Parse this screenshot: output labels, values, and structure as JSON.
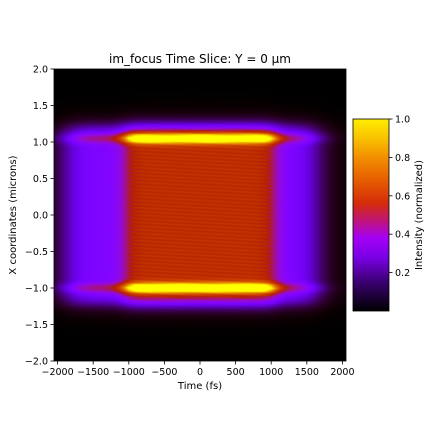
{
  "chart_data": {
    "type": "heatmap",
    "title": "im_focus Time Slice: Y = 0 μm",
    "xlabel": "Time (fs)",
    "ylabel": "X coordinates (microns)",
    "xlim": [
      -2050,
      2050
    ],
    "ylim": [
      -2.0,
      2.0
    ],
    "x_ticks": [
      -2000,
      -1500,
      -1000,
      -500,
      0,
      500,
      1000,
      1500,
      2000
    ],
    "x_tick_labels": [
      "−2000",
      "−1500",
      "−1000",
      "−500",
      "0",
      "500",
      "1000",
      "1500",
      "2000"
    ],
    "y_ticks": [
      2.0,
      1.5,
      1.0,
      0.5,
      0.0,
      -0.5,
      -1.0,
      -1.5,
      -2.0
    ],
    "y_tick_labels": [
      "2.0",
      "1.5",
      "1.0",
      "0.5",
      "0.0",
      "−0.5",
      "−1.0",
      "−1.5",
      "−2.0"
    ],
    "colormap": "gnuplot",
    "colorbar": {
      "label": "Intensity (normalized)",
      "range": [
        0.0,
        1.0
      ],
      "ticks": [
        1.0,
        0.8,
        0.6,
        0.4,
        0.2
      ],
      "tick_labels": [
        "1.0",
        "0.8",
        "0.6",
        "0.4",
        "0.2"
      ]
    },
    "features": {
      "core_time_range_fs": [
        -1050,
        1050
      ],
      "wing_time_range_fs": [
        -1850,
        1600
      ],
      "x_extent_microns": [
        -1.2,
        1.2
      ],
      "edge_peak_x_microns": [
        1.05,
        -1.0
      ],
      "core_intensity": 0.6,
      "edge_peak_intensity": 1.0,
      "wing_intensity": 0.25,
      "fringe_period_microns": 0.05
    }
  }
}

* _Exercise prompt_
Images do not belong in the copy; reproduce all other parts of the records above verbatim.

* _Output below_
Parse this screenshot: output labels, values, and structure as JSON.
{
  "chart_data": {
    "type": "heatmap",
    "title": "im_focus Time Slice: Y = 0 μm",
    "xlabel": "Time (fs)",
    "ylabel": "X coordinates (microns)",
    "xlim": [
      -2050,
      2050
    ],
    "ylim": [
      -2.0,
      2.0
    ],
    "x_ticks": [
      -2000,
      -1500,
      -1000,
      -500,
      0,
      500,
      1000,
      1500,
      2000
    ],
    "x_tick_labels": [
      "−2000",
      "−1500",
      "−1000",
      "−500",
      "0",
      "500",
      "1000",
      "1500",
      "2000"
    ],
    "y_ticks": [
      2.0,
      1.5,
      1.0,
      0.5,
      0.0,
      -0.5,
      -1.0,
      -1.5,
      -2.0
    ],
    "y_tick_labels": [
      "2.0",
      "1.5",
      "1.0",
      "0.5",
      "0.0",
      "−0.5",
      "−1.0",
      "−1.5",
      "−2.0"
    ],
    "colormap": "gnuplot",
    "colorbar": {
      "label": "Intensity (normalized)",
      "range": [
        0.0,
        1.0
      ],
      "ticks": [
        1.0,
        0.8,
        0.6,
        0.4,
        0.2
      ],
      "tick_labels": [
        "1.0",
        "0.8",
        "0.6",
        "0.4",
        "0.2"
      ]
    },
    "features": {
      "core_time_range_fs": [
        -1050,
        1050
      ],
      "wing_time_range_fs": [
        -1850,
        1600
      ],
      "x_extent_microns": [
        -1.2,
        1.2
      ],
      "edge_peak_x_microns": [
        1.05,
        -1.0
      ],
      "core_intensity": 0.6,
      "edge_peak_intensity": 1.0,
      "wing_intensity": 0.25,
      "fringe_period_microns": 0.05
    }
  }
}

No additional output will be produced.